_WRITTEN INSTRUCTION_
Pictures should be excluded; otherwise, copy every entry exactly.

Collected data entries
◇ ◇ ◇ ◇ ◇
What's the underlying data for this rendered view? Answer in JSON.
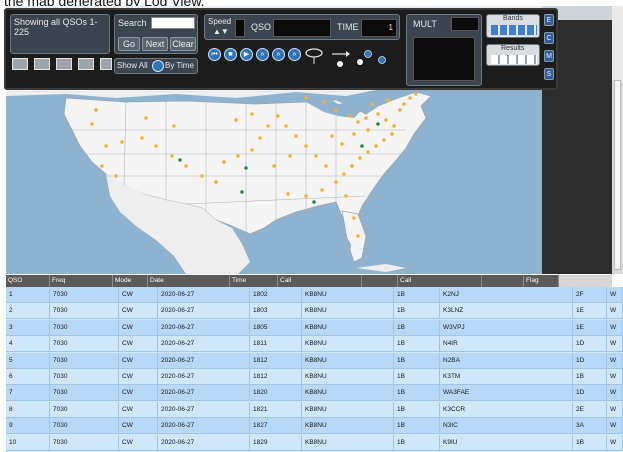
{
  "page_title_fragment": "the map generated by Log View.",
  "toolbar": {
    "status_text": "Showing all QSOs 1-225",
    "search_label": "Search",
    "search_value": "",
    "go_label": "Go",
    "next_label": "Next",
    "clear_label": "Clear",
    "show_all_label": "Show All",
    "by_time_label": "By Time",
    "speed_label": "Speed",
    "qso_label": "QSO",
    "time_label": "TIME",
    "time_value": "1",
    "mult_label": "MULT",
    "bands_label": "Bands",
    "results_label": "Results",
    "side_letters": [
      "C",
      "M",
      "S"
    ]
  },
  "table": {
    "columns": [
      "QSO",
      "Freq",
      "Mode",
      "Date",
      "Time",
      "Call",
      "",
      "Call",
      "",
      "Flag"
    ],
    "rows": [
      [
        "1",
        "7030",
        "CW",
        "2020-06-27",
        "1802",
        "KB8NU",
        "1B",
        "K2NJ",
        "2F",
        "W"
      ],
      [
        "2",
        "7030",
        "CW",
        "2020-06-27",
        "1803",
        "KB8NU",
        "1B",
        "K3LNZ",
        "1E",
        "W"
      ],
      [
        "3",
        "7030",
        "CW",
        "2020-06-27",
        "1805",
        "KB8NU",
        "1B",
        "W3VPJ",
        "1E",
        "W"
      ],
      [
        "4",
        "7030",
        "CW",
        "2020-06-27",
        "1811",
        "KB8NU",
        "1B",
        "N4IR",
        "1D",
        "W"
      ],
      [
        "5",
        "7030",
        "CW",
        "2020-06-27",
        "1812",
        "KB8NU",
        "1B",
        "N2BA",
        "1D",
        "W"
      ],
      [
        "6",
        "7030",
        "CW",
        "2020-06-27",
        "1812",
        "KB8NU",
        "1B",
        "K3TM",
        "1B",
        "W"
      ],
      [
        "7",
        "7030",
        "CW",
        "2020-06-27",
        "1820",
        "KB8NU",
        "1B",
        "WA3FAE",
        "1D",
        "W"
      ],
      [
        "8",
        "7030",
        "CW",
        "2020-06-27",
        "1821",
        "KB8NU",
        "1B",
        "K3CCR",
        "2E",
        "W"
      ],
      [
        "9",
        "7030",
        "CW",
        "2020-06-27",
        "1827",
        "KB8NU",
        "1B",
        "N3IC",
        "3A",
        "W"
      ],
      [
        "10",
        "7030",
        "CW",
        "2020-06-27",
        "1829",
        "KB8NU",
        "1B",
        "K9IU",
        "1B",
        "W"
      ]
    ]
  },
  "colors": {
    "ocean": "#8fb2cf",
    "land": "#f2f2f2",
    "qso_dot": "#f2b233",
    "multiplier_dot": "#2e8b3a",
    "header_bg": "#5a5a5a",
    "row_alt": "#b7d8f6",
    "row_base": "#cfe6fb"
  },
  "icons": {
    "home": "home-icon",
    "speed": "speed-arrows-icon",
    "playback": [
      "skip-back-icon",
      "stop-icon",
      "play-icon",
      "fast-forward-icon",
      "faster-icon",
      "fastest-icon"
    ]
  }
}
◇ ◇ ◇ ◇ ◇
_REPLY TO THE TASK_
What's the underlying data for this rendered view? Answer in JSON.
{
  "page_title_fragment": "the map generated by Log View.",
  "toolbar": {
    "status_text": "Showing all QSOs 1-225",
    "search_label": "Search",
    "search_value": "",
    "go_label": "Go",
    "next_label": "Next",
    "clear_label": "Clear",
    "show_all_label": "Show All",
    "by_time_label": "By Time",
    "speed_label": "Speed",
    "qso_label": "QSO",
    "time_label": "TIME",
    "time_value": "1",
    "mult_label": "MULT",
    "bands_label": "Bands",
    "results_label": "Results",
    "side_letters": [
      "C",
      "M",
      "S"
    ]
  },
  "table": {
    "columns": [
      "QSO",
      "Freq",
      "Mode",
      "Date",
      "Time",
      "Call",
      "",
      "Call",
      "",
      "Flag"
    ],
    "rows": [
      [
        "1",
        "7030",
        "CW",
        "2020-06-27",
        "1802",
        "KB8NU",
        "1B",
        "K2NJ",
        "2F",
        "W"
      ],
      [
        "2",
        "7030",
        "CW",
        "2020-06-27",
        "1803",
        "KB8NU",
        "1B",
        "K3LNZ",
        "1E",
        "W"
      ],
      [
        "3",
        "7030",
        "CW",
        "2020-06-27",
        "1805",
        "KB8NU",
        "1B",
        "W3VPJ",
        "1E",
        "W"
      ],
      [
        "4",
        "7030",
        "CW",
        "2020-06-27",
        "1811",
        "KB8NU",
        "1B",
        "N4IR",
        "1D",
        "W"
      ],
      [
        "5",
        "7030",
        "CW",
        "2020-06-27",
        "1812",
        "KB8NU",
        "1B",
        "N2BA",
        "1D",
        "W"
      ],
      [
        "6",
        "7030",
        "CW",
        "2020-06-27",
        "1812",
        "KB8NU",
        "1B",
        "K3TM",
        "1B",
        "W"
      ],
      [
        "7",
        "7030",
        "CW",
        "2020-06-27",
        "1820",
        "KB8NU",
        "1B",
        "WA3FAE",
        "1D",
        "W"
      ],
      [
        "8",
        "7030",
        "CW",
        "2020-06-27",
        "1821",
        "KB8NU",
        "1B",
        "K3CCR",
        "2E",
        "W"
      ],
      [
        "9",
        "7030",
        "CW",
        "2020-06-27",
        "1827",
        "KB8NU",
        "1B",
        "N3IC",
        "3A",
        "W"
      ],
      [
        "10",
        "7030",
        "CW",
        "2020-06-27",
        "1829",
        "KB8NU",
        "1B",
        "K9IU",
        "1B",
        "W"
      ]
    ]
  },
  "colors": {
    "ocean": "#8fb2cf",
    "land": "#f2f2f2",
    "qso_dot": "#f2b233",
    "multiplier_dot": "#2e8b3a",
    "header_bg": "#5a5a5a",
    "row_alt": "#b7d8f6",
    "row_base": "#cfe6fb"
  },
  "icons": {
    "home": "home-icon",
    "speed": "speed-arrows-icon",
    "playback": [
      "skip-back-icon",
      "stop-icon",
      "play-icon",
      "fast-forward-icon",
      "faster-icon",
      "fastest-icon"
    ]
  }
}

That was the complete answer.